Problem: Give the number of lines in the listing below that include the word "Smart", with nothing more.

## START

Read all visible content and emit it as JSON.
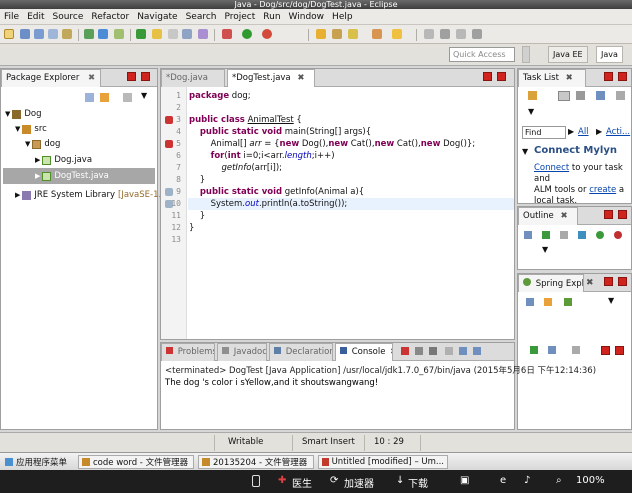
{
  "window": {
    "title": "Java - Dog/src/dog/DogTest.java - Eclipse"
  },
  "menu": [
    "File",
    "Edit",
    "Source",
    "Refactor",
    "Navigate",
    "Search",
    "Project",
    "Run",
    "Window",
    "Help"
  ],
  "quick_access": {
    "placeholder": "Quick Access"
  },
  "perspectives": [
    "Java EE",
    "Java"
  ],
  "package_explorer": {
    "title": "Package Explorer",
    "tree": [
      {
        "label": "Dog",
        "level": 0
      },
      {
        "label": "src",
        "level": 1
      },
      {
        "label": "dog",
        "level": 2
      },
      {
        "label": "Dog.java",
        "level": 3
      },
      {
        "label": "DogTest.java",
        "level": 3,
        "selected": true
      },
      {
        "label": "JRE System Library",
        "extra": "[JavaSE-1.7]",
        "level": 1
      }
    ]
  },
  "editor": {
    "tabs": [
      {
        "label": "*Dog.java",
        "active": false
      },
      {
        "label": "*DogTest.java",
        "active": true
      }
    ],
    "line_numbers": [
      "1",
      "2",
      "3",
      "4",
      "5",
      "6",
      "7",
      "8",
      "9",
      "10",
      "11",
      "12",
      "13"
    ]
  },
  "task_list": {
    "title": "Task List",
    "find_placeholder": "Find",
    "all": "All",
    "acti": "Acti..."
  },
  "mylyn": {
    "title": "Connect Mylyn",
    "connect_link": "Connect",
    "text1": "to your task and",
    "text2": "ALM tools or",
    "create_link": "create",
    "text3": "a",
    "text4": "local task."
  },
  "outline": {
    "title": "Outline"
  },
  "spring": {
    "title": "Spring Expl"
  },
  "bottom": {
    "tabs": [
      "Problems",
      "Javadoc",
      "Declaration",
      "Console"
    ],
    "active_tab": "Console",
    "terminated": "<terminated> DogTest [Java Application] /usr/local/jdk1.7.0_67/bin/java (2015年5月6日 下午12:14:36)",
    "output": "The dog 's color i sYellow,and it shoutswangwang!"
  },
  "status": {
    "writable": "Writable",
    "insert": "Smart Insert",
    "position": "10 : 29"
  },
  "taskbar": [
    "应用程序菜单",
    "code word - 文件管理器",
    "20135204 - 文件管理器",
    "Untitled [modified] – Um..."
  ],
  "tray": {
    "items": [
      "医生",
      "加速器",
      "下载"
    ],
    "zoom": "100%"
  }
}
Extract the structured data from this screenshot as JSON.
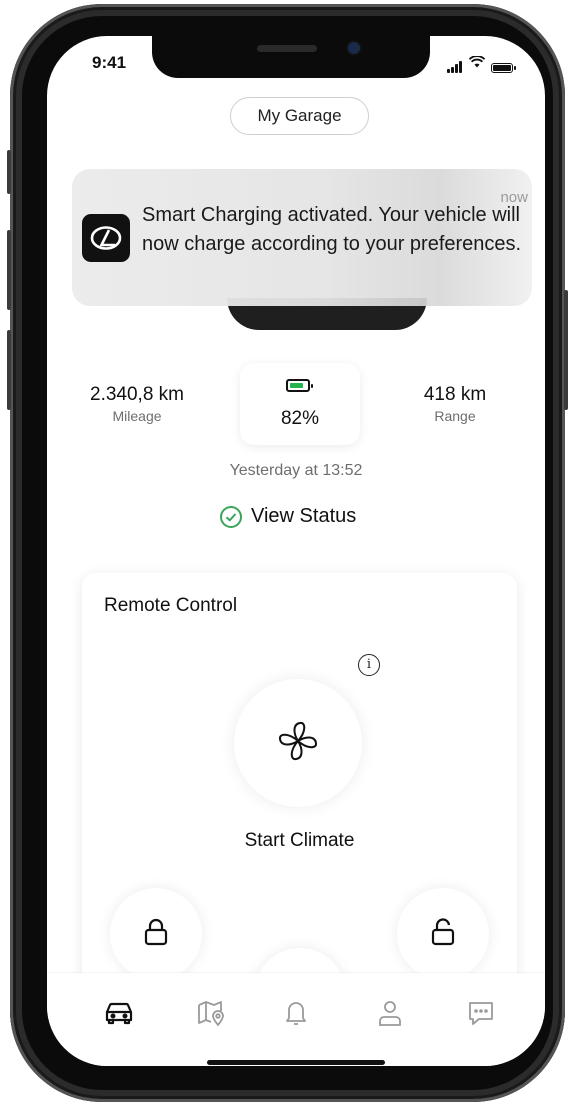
{
  "status_bar": {
    "time": "9:41"
  },
  "header": {
    "garage_button_label": "My Garage"
  },
  "notification": {
    "message": "Smart Charging activated. Your vehicle will now charge according to your preferences.",
    "time": "now",
    "app_icon": "lexus-logo-icon"
  },
  "stats": {
    "mileage_value": "2.340,8 km",
    "mileage_label": "Mileage",
    "battery_percent": "82%",
    "battery_level": 0.82,
    "battery_color": "#25b34b",
    "range_value": "418 km",
    "range_label": "Range"
  },
  "last_updated": "Yesterday at 13:52",
  "view_status": {
    "label": "View Status",
    "icon": "check-circle-icon",
    "color": "#3aa55a"
  },
  "remote_control": {
    "title": "Remote Control",
    "info_icon": "info-icon",
    "climate_label": "Start Climate",
    "climate_icon": "fan-icon",
    "lock_icon": "lock-icon",
    "unlock_icon": "unlock-icon"
  },
  "tab_bar": {
    "tabs": [
      {
        "icon": "car-icon",
        "active": true
      },
      {
        "icon": "map-pin-icon",
        "active": false
      },
      {
        "icon": "bell-icon",
        "active": false
      },
      {
        "icon": "user-icon",
        "active": false
      },
      {
        "icon": "chat-icon",
        "active": false
      }
    ]
  }
}
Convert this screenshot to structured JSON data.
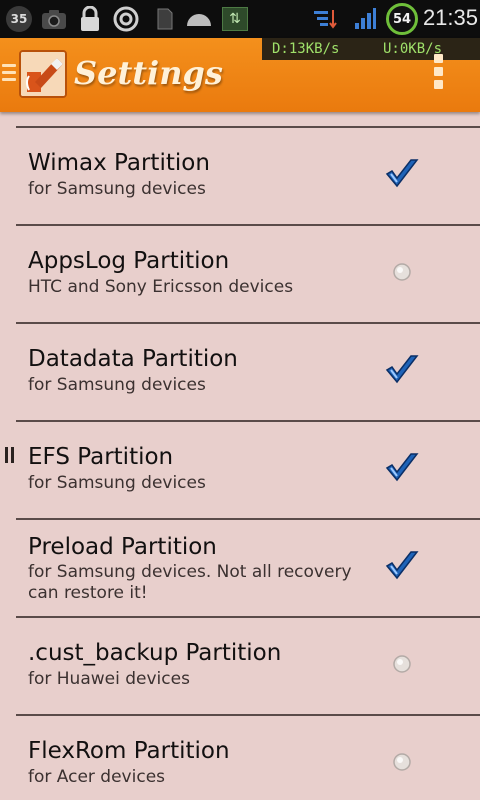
{
  "status_bar": {
    "notification_count": "35",
    "battery_level": "54",
    "time": "21:35",
    "icons": [
      "notification-count-icon",
      "camera-icon",
      "lock-icon",
      "target-icon",
      "sd-card-icon",
      "dome-icon",
      "data-transfer-icon",
      "wifi-icon",
      "signal-icon",
      "battery-icon"
    ]
  },
  "action_bar": {
    "download_speed": "D:13KB/s",
    "upload_speed": "U:0KB/s",
    "title": "Settings",
    "accent_color": "#f08a18"
  },
  "list": {
    "items": [
      {
        "title": "Wimax Partition",
        "subtitle": "for Samsung devices",
        "checked": true
      },
      {
        "title": "AppsLog Partition",
        "subtitle": "HTC and Sony Ericsson devices",
        "checked": false
      },
      {
        "title": "Datadata Partition",
        "subtitle": "for Samsung devices",
        "checked": true
      },
      {
        "title": "EFS Partition",
        "subtitle": "for Samsung devices",
        "checked": true
      },
      {
        "title": "Preload Partition",
        "subtitle": "for Samsung devices. Not all recovery can restore it!",
        "checked": true
      },
      {
        "title": ".cust_backup Partition",
        "subtitle": "for Huawei devices",
        "checked": false
      },
      {
        "title": "FlexRom Partition",
        "subtitle": "for Acer devices",
        "checked": false
      }
    ]
  }
}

## END

Solution below: 2